____ Material provided
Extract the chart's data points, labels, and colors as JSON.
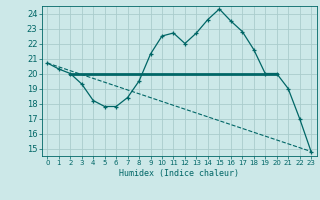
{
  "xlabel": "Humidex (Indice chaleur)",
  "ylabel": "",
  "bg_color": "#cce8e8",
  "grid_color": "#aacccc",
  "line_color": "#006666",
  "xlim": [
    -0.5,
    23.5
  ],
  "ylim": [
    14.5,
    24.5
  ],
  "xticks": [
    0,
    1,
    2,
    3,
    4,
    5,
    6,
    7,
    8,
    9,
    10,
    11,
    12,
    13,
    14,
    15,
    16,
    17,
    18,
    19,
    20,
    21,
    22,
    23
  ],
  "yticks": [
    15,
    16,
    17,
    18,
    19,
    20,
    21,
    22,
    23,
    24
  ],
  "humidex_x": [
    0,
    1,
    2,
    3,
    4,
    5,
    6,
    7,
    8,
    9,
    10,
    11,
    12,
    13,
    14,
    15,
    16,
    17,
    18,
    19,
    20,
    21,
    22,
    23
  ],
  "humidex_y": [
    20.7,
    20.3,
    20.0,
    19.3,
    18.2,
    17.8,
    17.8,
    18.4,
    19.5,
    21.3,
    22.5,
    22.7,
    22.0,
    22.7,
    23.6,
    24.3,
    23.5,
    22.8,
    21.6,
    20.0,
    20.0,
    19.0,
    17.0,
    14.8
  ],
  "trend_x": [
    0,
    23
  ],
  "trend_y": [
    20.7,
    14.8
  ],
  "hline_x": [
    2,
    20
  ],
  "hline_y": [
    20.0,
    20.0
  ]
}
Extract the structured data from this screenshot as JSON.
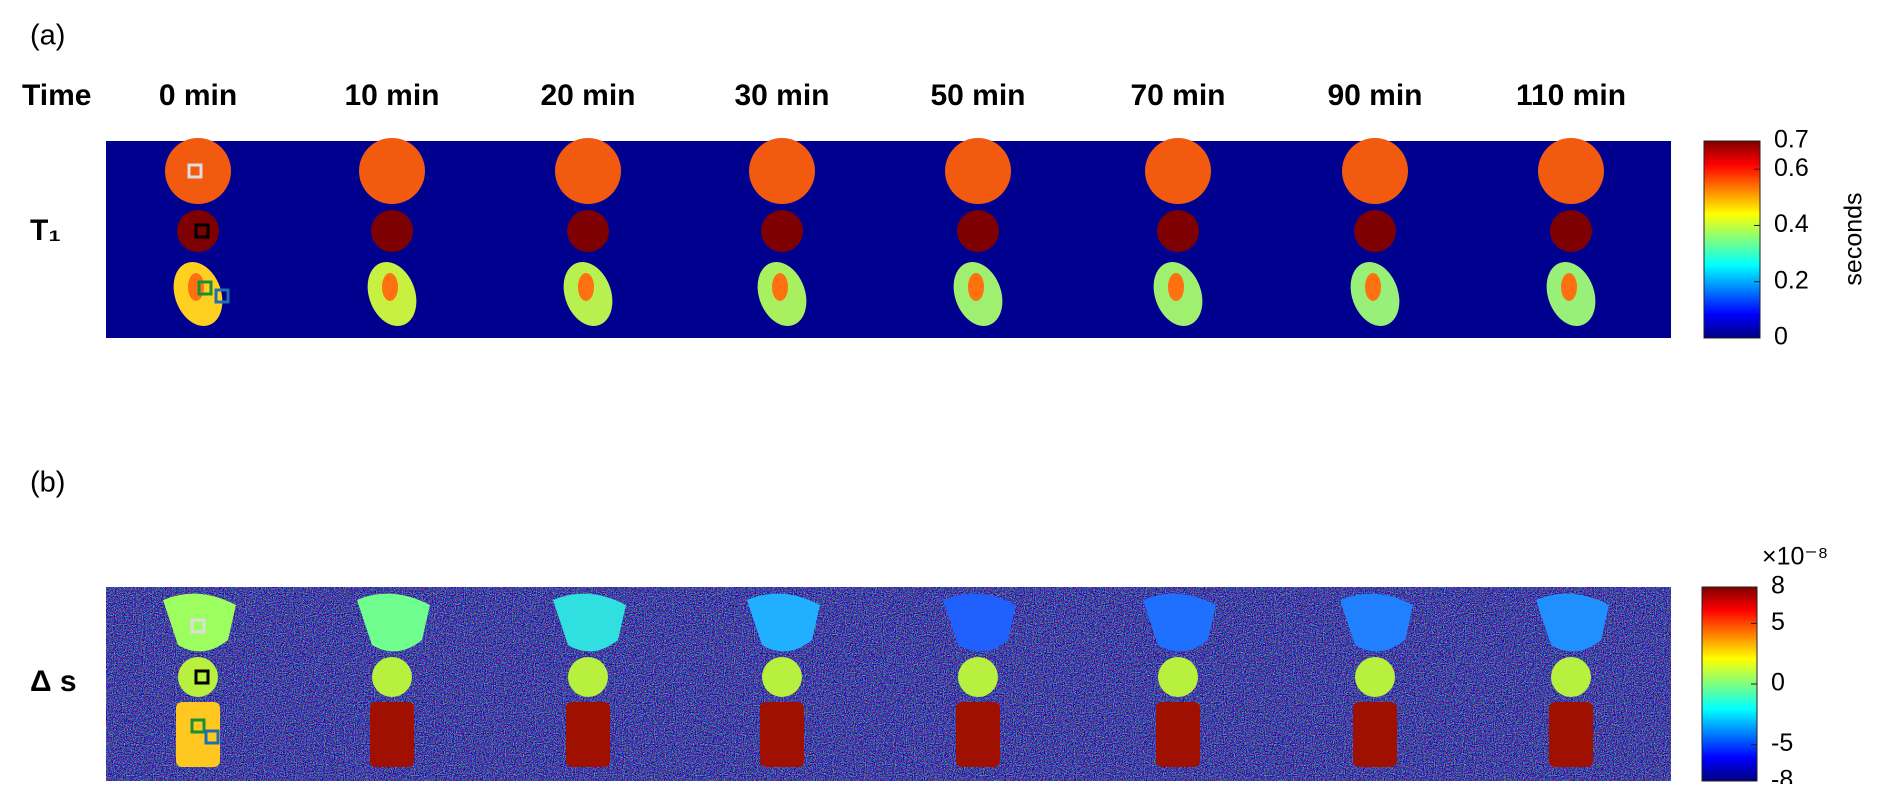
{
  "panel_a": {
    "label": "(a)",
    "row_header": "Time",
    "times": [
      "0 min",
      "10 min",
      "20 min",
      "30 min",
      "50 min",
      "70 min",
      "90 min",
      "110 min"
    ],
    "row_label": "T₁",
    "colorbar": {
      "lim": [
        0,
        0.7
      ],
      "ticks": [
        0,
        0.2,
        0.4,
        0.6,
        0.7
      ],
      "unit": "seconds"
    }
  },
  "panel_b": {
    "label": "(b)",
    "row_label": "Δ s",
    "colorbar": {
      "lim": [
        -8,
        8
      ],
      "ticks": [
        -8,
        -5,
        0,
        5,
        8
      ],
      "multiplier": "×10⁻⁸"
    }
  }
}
________
____ Material provided
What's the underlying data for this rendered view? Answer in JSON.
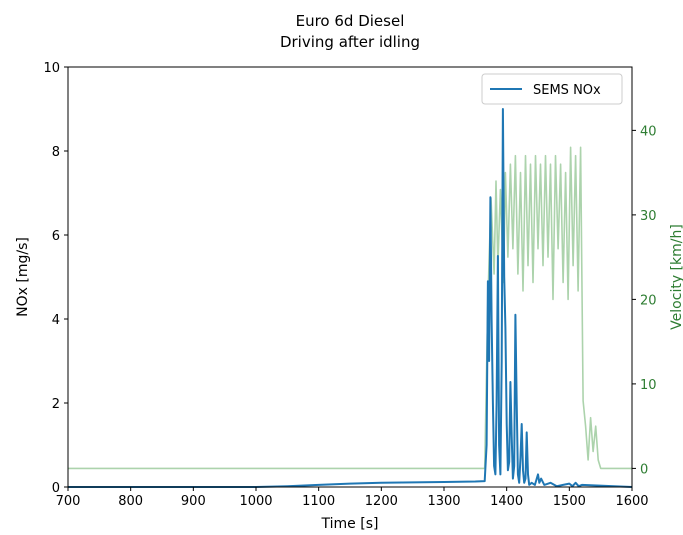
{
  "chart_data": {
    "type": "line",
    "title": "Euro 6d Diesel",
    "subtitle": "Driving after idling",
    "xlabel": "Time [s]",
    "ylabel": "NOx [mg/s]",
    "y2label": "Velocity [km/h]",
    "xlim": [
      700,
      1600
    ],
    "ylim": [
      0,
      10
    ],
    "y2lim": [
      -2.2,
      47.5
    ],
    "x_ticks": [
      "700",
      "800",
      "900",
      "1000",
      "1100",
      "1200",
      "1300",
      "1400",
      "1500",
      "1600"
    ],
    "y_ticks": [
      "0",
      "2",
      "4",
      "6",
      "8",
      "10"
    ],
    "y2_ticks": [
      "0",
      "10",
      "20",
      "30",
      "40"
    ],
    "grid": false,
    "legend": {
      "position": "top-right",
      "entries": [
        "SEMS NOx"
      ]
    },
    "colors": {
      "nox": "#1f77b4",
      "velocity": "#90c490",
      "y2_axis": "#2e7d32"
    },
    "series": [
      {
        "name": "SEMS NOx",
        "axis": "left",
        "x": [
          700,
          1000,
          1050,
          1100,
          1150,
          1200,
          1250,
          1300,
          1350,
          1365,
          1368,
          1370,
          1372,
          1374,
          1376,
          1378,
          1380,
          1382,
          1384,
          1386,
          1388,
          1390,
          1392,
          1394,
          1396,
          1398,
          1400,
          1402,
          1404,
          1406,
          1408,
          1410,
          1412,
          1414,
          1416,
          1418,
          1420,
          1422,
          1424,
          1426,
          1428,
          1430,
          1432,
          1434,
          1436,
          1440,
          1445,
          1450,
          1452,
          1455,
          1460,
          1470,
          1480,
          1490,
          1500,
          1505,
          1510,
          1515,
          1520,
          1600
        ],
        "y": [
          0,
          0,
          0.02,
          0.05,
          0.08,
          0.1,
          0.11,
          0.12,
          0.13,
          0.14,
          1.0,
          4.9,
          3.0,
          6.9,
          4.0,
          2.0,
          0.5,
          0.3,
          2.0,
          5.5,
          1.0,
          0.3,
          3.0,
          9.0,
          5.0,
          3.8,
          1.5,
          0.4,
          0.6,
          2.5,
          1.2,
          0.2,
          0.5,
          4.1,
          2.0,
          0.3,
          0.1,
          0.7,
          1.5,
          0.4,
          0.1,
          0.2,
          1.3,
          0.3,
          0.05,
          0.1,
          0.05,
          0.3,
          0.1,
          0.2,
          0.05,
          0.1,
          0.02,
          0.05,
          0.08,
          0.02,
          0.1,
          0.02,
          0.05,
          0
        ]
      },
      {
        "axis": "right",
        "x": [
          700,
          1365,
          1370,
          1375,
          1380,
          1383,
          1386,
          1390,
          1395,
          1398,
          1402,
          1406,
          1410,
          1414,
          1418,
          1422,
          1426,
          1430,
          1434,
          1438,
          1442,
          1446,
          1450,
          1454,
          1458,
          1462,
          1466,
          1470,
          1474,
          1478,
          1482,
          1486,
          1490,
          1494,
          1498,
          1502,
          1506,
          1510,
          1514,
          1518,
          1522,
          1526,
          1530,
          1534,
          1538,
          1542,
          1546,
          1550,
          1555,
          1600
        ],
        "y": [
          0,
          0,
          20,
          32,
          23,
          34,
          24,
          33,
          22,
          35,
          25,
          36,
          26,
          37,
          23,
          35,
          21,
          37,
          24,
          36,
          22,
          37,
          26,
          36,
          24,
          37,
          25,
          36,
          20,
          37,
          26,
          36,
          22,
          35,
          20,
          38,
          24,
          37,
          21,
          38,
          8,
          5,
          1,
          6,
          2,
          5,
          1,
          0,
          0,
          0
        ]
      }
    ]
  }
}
________
- **Written instruction**: Using the listing above, locate the lines that hold "xlabel" and copy each one.

- **Written solution**:
  "xlabel": "Humidex (Indice chaleur)",
    "xlabel": "Time [s]",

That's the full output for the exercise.